WHAT THIS EXERCISE ASKS.
• A. From the text about Cyril Fletcher, write out the passage between "He also appeared" and "Music and Drama.", inclusive, replacing "panellist" with "panelist".
• B. According to the text about Cyril Fletcher, what was his catchphrase?

TEXT PROVIDED.
- - - -
Cyril Fletcher (25 June 1913 – 2 January 2005) was an English comedian, actor and businessman. His catchphrase was 'Pin back your lugholes'. He was best known for his "Odd Odes", which later formed a section of the television show That's Life!, a role for which he was approached in error. So successful was he however, that he stayed on the show from 1973 to 1981. He first began performing the Odd Odes in 1937, long before they first appeared on television (though he did appear on pre World War II television).

Fletcher came up with the idea when he was short of material for a radio show. The first, Odd Ode, was a comic, yet sentimental, reading of Edgar Wallace's war poem Dreamin' of Thee. Following this broadcast, he was given a regular programme on Radio Luxembourg; it was this show that brought him to national attention. He called himself "the odd oder".

He also appeared as a panellist on the popular panel show on BBC, What's My Line?, that ran from 1951 to 1963. He was the presenter of Central TV's Gardening Today for fourteen years, and Channel Television's Cyril Fletcher's TV Garden, and ran from 1990 to 1992, for two years. He alleged defamation when Rowan Atkinson referred to him, in a Not The Nine O’Clock News sketch as “a cross eyed baboon”. As a sufferer of crossed eyes, Fletcher considered litigation but over time they became friends.

Fletcher was born in Watford, the son of a solicitor, who was the Friern Barnet town clerk. Following schooling at Woodhouse School, North Finchley, where he first began to entertain by composing witty poems about his schoolmasters, he graduated from the Guildhall School of Music and Drama.
- - - -
DATASET EXCERPT.
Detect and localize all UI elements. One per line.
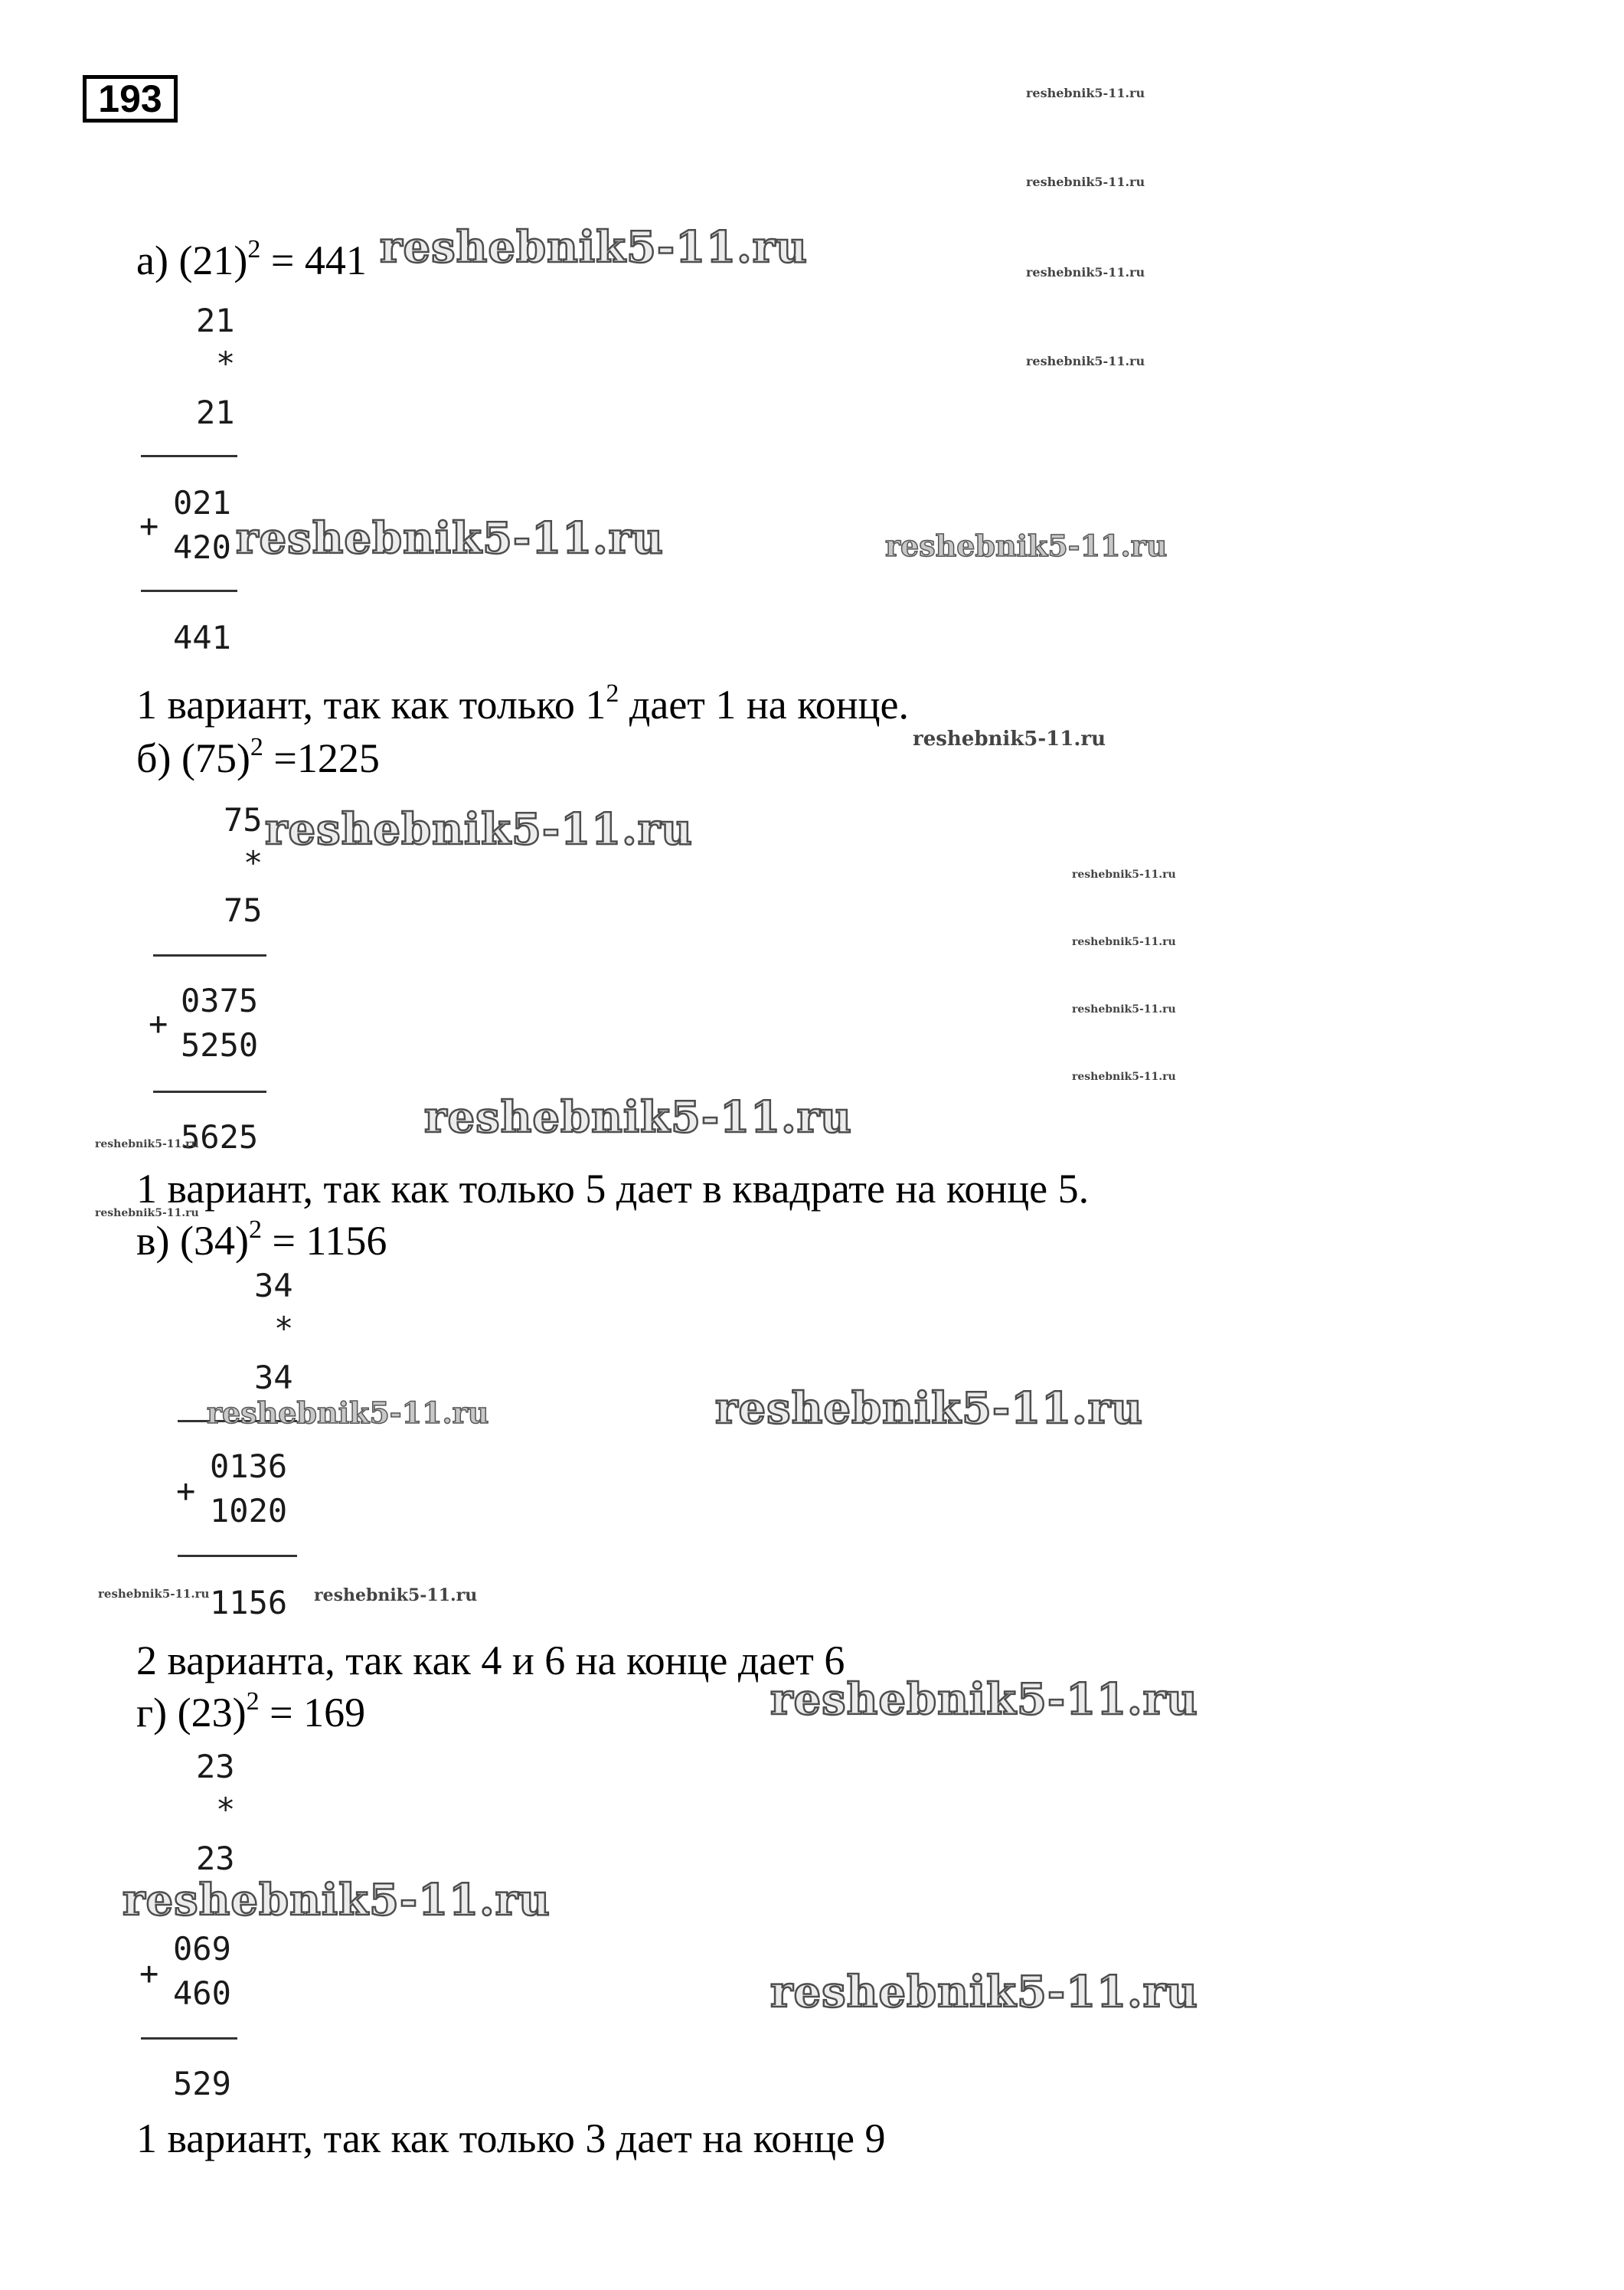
- - - -
ANSWERS.
• A.
He also appeared as a panelist on the popular panel show on BBC, What's My Line?, that ran from 1951 to 1963. He was the presenter of Central TV's Gardening Today for fourteen years, and Channel Television's Cyril Fletcher's TV Garden, and ran from 1990 to 1992, for two years. He alleged defamation when Rowan Atkinson referred to him, in a Not The Nine O’Clock News sketch as “a cross eyed baboon”. As a sufferer of crossed eyes, Fletcher considered litigation but over time they became friends.

Fletcher was born in Watford, the son of a solicitor, who was the Friern Barnet town clerk. Following schooling at Woodhouse School, North Finchley, where he first began to entertain by composing witty poems about his schoolmasters, he graduated from the Guildhall School of Music and Drama.

• B. "Pin back your lugholes."